(Stored records)
━━━━━━━━

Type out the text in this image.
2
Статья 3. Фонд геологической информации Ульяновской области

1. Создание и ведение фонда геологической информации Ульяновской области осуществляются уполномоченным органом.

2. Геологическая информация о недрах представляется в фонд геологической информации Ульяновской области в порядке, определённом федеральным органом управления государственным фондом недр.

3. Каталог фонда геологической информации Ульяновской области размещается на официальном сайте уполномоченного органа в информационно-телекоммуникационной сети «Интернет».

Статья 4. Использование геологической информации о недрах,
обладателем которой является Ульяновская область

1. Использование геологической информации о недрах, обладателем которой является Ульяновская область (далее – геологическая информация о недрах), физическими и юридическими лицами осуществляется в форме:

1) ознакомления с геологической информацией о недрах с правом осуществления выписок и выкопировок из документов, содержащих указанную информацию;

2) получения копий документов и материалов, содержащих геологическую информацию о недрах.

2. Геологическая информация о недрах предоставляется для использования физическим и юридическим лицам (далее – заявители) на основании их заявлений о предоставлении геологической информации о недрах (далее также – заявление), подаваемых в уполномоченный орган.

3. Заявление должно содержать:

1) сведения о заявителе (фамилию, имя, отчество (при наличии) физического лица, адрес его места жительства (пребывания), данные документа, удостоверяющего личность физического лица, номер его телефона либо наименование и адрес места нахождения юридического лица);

━━━━━━━━

# OBJECTIVE
Return every line above that contains the word "содержащих".

# ANSWER TO THIS TASK
1) ознакомления с геологической информацией о недрах с правом осуществления выписок и выкопировок из документов, содержащих указанную информацию;
2) получения копий документов и материалов, содержащих геологическую информацию о недрах.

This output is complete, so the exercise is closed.